[Records from a data collection]
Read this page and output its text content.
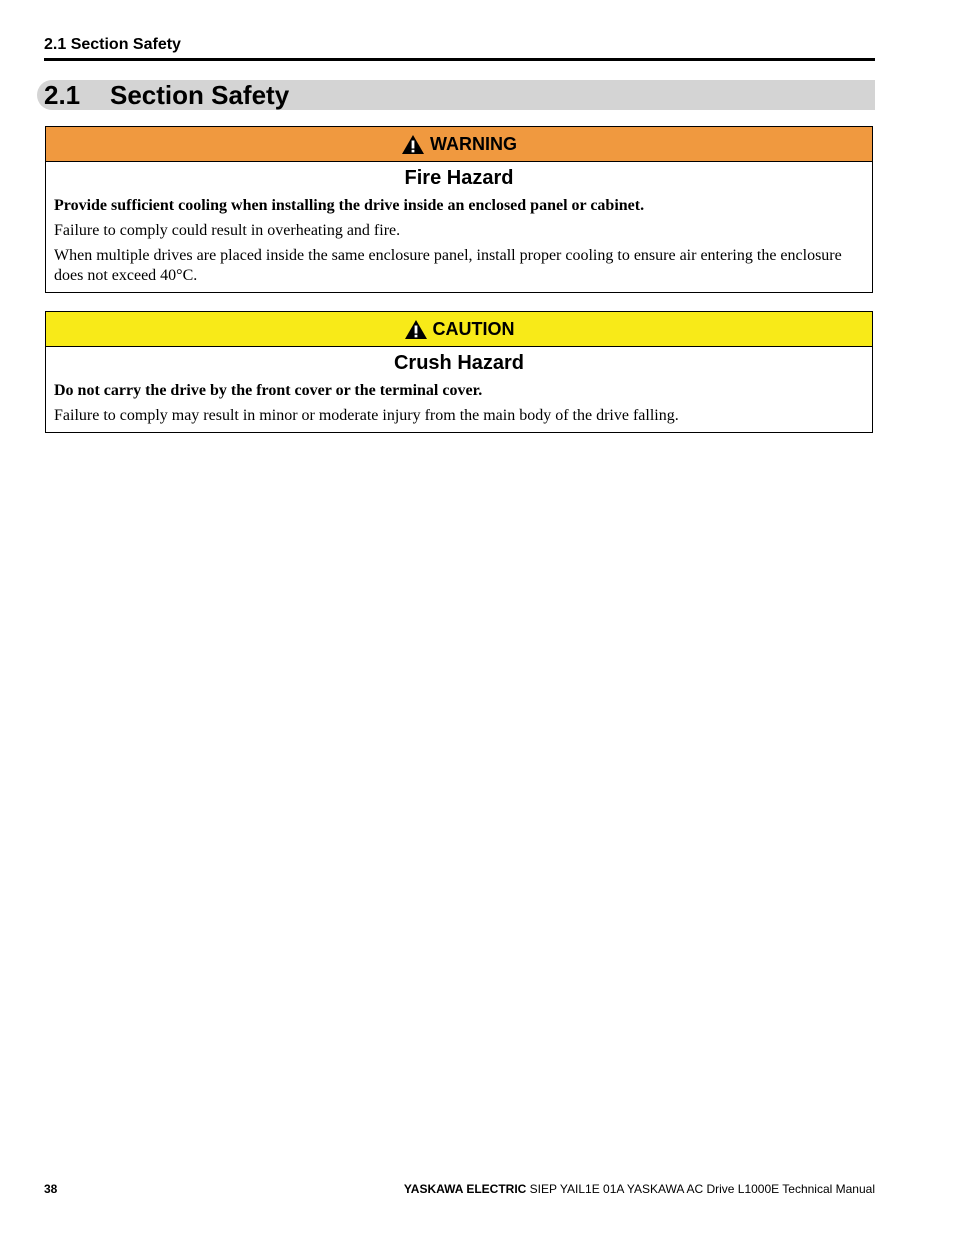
2.1 Section Safety
2.1 Section Safety
WARNING
Fire Hazard

Provide sufficient cooling when installing the drive inside an enclosed panel or cabinet.

Failure to comply could result in overheating and fire.

When multiple drives are placed inside the same enclosure panel, install proper cooling to ensure air entering the enclosure does not exceed 40°C.

CAUTION
Crush Hazard

Do not carry the drive by the front cover or the terminal cover.

Failure to comply may result in minor or moderate injury from the main body of the drive falling.

38	YASKAWA ELECTRIC SIEP YAIL1E 01A YASKAWA AC Drive L1000E Technical Manual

• Task instructions
Transcribe the full listing character for character. Pictures are excluded.

• Task result
Read this page and output its text content.
2.1 Section Safety
2.1 Section Safety
WARNING
Fire Hazard

Provide sufficient cooling when installing the drive inside an enclosed panel or cabinet.

Failure to comply could result in overheating and fire.

When multiple drives are placed inside the same enclosure panel, install proper cooling to ensure air entering the enclosure does not exceed 40°C.

CAUTION
Crush Hazard

Do not carry the drive by the front cover or the terminal cover.

Failure to comply may result in minor or moderate injury from the main body of the drive falling.

38	YASKAWA ELECTRIC SIEP YAIL1E 01A YASKAWA AC Drive L1000E Technical Manual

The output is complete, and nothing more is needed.